- Supplied information:
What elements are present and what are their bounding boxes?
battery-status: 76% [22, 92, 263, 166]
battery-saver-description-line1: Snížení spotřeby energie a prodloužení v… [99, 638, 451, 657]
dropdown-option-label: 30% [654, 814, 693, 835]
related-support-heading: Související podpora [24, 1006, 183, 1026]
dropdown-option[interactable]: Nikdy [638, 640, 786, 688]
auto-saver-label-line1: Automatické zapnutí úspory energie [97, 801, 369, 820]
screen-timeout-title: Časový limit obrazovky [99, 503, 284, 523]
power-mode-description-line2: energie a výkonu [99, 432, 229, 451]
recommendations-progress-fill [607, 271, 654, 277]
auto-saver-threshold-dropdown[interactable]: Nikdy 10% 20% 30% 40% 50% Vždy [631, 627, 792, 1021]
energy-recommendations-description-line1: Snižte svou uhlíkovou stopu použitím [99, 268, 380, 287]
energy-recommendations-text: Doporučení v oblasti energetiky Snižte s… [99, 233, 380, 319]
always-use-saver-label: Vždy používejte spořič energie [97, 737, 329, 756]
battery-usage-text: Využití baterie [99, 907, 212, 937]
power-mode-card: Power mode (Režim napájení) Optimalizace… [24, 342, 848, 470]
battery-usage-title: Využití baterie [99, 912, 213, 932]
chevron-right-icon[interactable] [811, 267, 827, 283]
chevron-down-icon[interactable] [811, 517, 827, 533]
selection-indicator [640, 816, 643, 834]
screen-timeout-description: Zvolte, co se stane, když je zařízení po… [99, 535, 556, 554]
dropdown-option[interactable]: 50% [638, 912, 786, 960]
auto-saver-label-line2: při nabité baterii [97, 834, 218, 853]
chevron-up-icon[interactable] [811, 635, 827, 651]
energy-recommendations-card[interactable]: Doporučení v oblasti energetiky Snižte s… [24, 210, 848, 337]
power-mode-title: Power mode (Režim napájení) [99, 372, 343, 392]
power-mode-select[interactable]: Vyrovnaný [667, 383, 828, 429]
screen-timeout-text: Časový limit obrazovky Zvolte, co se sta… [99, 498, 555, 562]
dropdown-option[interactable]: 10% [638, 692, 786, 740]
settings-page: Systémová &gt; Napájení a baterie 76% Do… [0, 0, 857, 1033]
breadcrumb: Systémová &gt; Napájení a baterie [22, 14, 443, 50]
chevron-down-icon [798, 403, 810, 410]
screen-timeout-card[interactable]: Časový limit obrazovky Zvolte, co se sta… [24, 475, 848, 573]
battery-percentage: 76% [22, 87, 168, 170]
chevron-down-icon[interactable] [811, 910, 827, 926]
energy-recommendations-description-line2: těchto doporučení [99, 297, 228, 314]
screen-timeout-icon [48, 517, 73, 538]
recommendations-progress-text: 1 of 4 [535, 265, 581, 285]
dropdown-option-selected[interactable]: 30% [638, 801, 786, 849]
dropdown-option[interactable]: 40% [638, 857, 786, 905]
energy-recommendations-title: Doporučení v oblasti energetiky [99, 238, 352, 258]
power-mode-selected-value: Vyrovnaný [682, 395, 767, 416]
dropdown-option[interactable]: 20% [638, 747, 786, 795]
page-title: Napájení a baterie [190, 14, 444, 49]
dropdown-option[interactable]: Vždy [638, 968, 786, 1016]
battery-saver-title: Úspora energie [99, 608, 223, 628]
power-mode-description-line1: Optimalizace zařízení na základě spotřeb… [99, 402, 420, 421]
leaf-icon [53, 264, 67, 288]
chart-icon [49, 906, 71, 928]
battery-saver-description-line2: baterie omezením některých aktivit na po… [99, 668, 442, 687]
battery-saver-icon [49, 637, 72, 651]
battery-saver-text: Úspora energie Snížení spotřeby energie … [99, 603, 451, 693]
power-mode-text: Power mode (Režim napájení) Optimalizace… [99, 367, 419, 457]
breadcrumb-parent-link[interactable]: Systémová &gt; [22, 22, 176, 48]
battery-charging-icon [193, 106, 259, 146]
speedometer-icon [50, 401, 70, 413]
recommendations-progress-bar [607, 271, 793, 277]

- Do this: Copy all of the rows above word for word, with nothing changed or left out.

- Answer for this exercise:
What elements are present and what are their bounding boxes?
battery-status: 76% [22, 92, 263, 166]
battery-saver-description-line1: Snížení spotřeby energie a prodloužení v… [99, 638, 451, 657]
dropdown-option-label: 30% [654, 814, 693, 835]
related-support-heading: Související podpora [24, 1006, 183, 1026]
dropdown-option[interactable]: Nikdy [638, 640, 786, 688]
auto-saver-label-line1: Automatické zapnutí úspory energie [97, 801, 369, 820]
screen-timeout-title: Časový limit obrazovky [99, 503, 284, 523]
power-mode-description-line2: energie a výkonu [99, 432, 229, 451]
recommendations-progress-fill [607, 271, 654, 277]
auto-saver-threshold-dropdown[interactable]: Nikdy 10% 20% 30% 40% 50% Vždy [631, 627, 792, 1021]
energy-recommendations-description-line1: Snižte svou uhlíkovou stopu použitím [99, 268, 380, 287]
energy-recommendations-text: Doporučení v oblasti energetiky Snižte s… [99, 233, 380, 319]
always-use-saver-label: Vždy používejte spořič energie [97, 737, 329, 756]
battery-usage-text: Využití baterie [99, 907, 212, 937]
power-mode-card: Power mode (Režim napájení) Optimalizace… [24, 342, 848, 470]
battery-usage-title: Využití baterie [99, 912, 213, 932]
chevron-right-icon[interactable] [811, 267, 827, 283]
chevron-down-icon[interactable] [811, 517, 827, 533]
selection-indicator [640, 816, 643, 834]
screen-timeout-description: Zvolte, co se stane, když je zařízení po… [99, 535, 556, 554]
dropdown-option[interactable]: 50% [638, 912, 786, 960]
auto-saver-label-line2: při nabité baterii [97, 834, 218, 853]
chevron-up-icon[interactable] [811, 635, 827, 651]
energy-recommendations-card[interactable]: Doporučení v oblasti energetiky Snižte s… [24, 210, 848, 337]
power-mode-title: Power mode (Režim napájení) [99, 372, 343, 392]
power-mode-select[interactable]: Vyrovnaný [667, 383, 828, 429]
screen-timeout-text: Časový limit obrazovky Zvolte, co se sta… [99, 498, 555, 562]
dropdown-option[interactable]: 10% [638, 692, 786, 740]
settings-page: Systémová &gt; Napájení a baterie 76% Do… [0, 0, 857, 1033]
breadcrumb: Systémová &gt; Napájení a baterie [22, 14, 443, 50]
chevron-down-icon [798, 403, 810, 410]
screen-timeout-card[interactable]: Časový limit obrazovky Zvolte, co se sta… [24, 475, 848, 573]
battery-percentage: 76% [22, 87, 168, 170]
chevron-down-icon[interactable] [811, 910, 827, 926]
energy-recommendations-description-line2: těchto doporučení [99, 297, 228, 314]
screen-timeout-icon [48, 517, 73, 538]
recommendations-progress-text: 1 of 4 [535, 265, 581, 285]
dropdown-option-selected[interactable]: 30% [638, 801, 786, 849]
dropdown-option[interactable]: 40% [638, 857, 786, 905]
energy-recommendations-title: Doporučení v oblasti energetiky [99, 238, 352, 258]
power-mode-selected-value: Vyrovnaný [682, 395, 767, 416]
dropdown-option[interactable]: 20% [638, 747, 786, 795]
page-title: Napájení a baterie [190, 14, 444, 49]
dropdown-option[interactable]: Vždy [638, 968, 786, 1016]
battery-saver-title: Úspora energie [99, 608, 223, 628]
power-mode-description-line1: Optimalizace zařízení na základě spotřeb… [99, 402, 420, 421]
leaf-icon [53, 264, 67, 288]
chart-icon [49, 906, 71, 928]
battery-saver-description-line2: baterie omezením některých aktivit na po… [99, 668, 442, 687]
battery-saver-icon [49, 637, 72, 651]
battery-saver-text: Úspora energie Snížení spotřeby energie … [99, 603, 451, 693]
power-mode-text: Power mode (Režim napájení) Optimalizace… [99, 367, 419, 457]
breadcrumb-parent-link[interactable]: Systémová &gt; [22, 22, 176, 48]
battery-charging-icon [193, 106, 259, 146]
speedometer-icon [50, 401, 70, 413]
recommendations-progress-bar [607, 271, 793, 277]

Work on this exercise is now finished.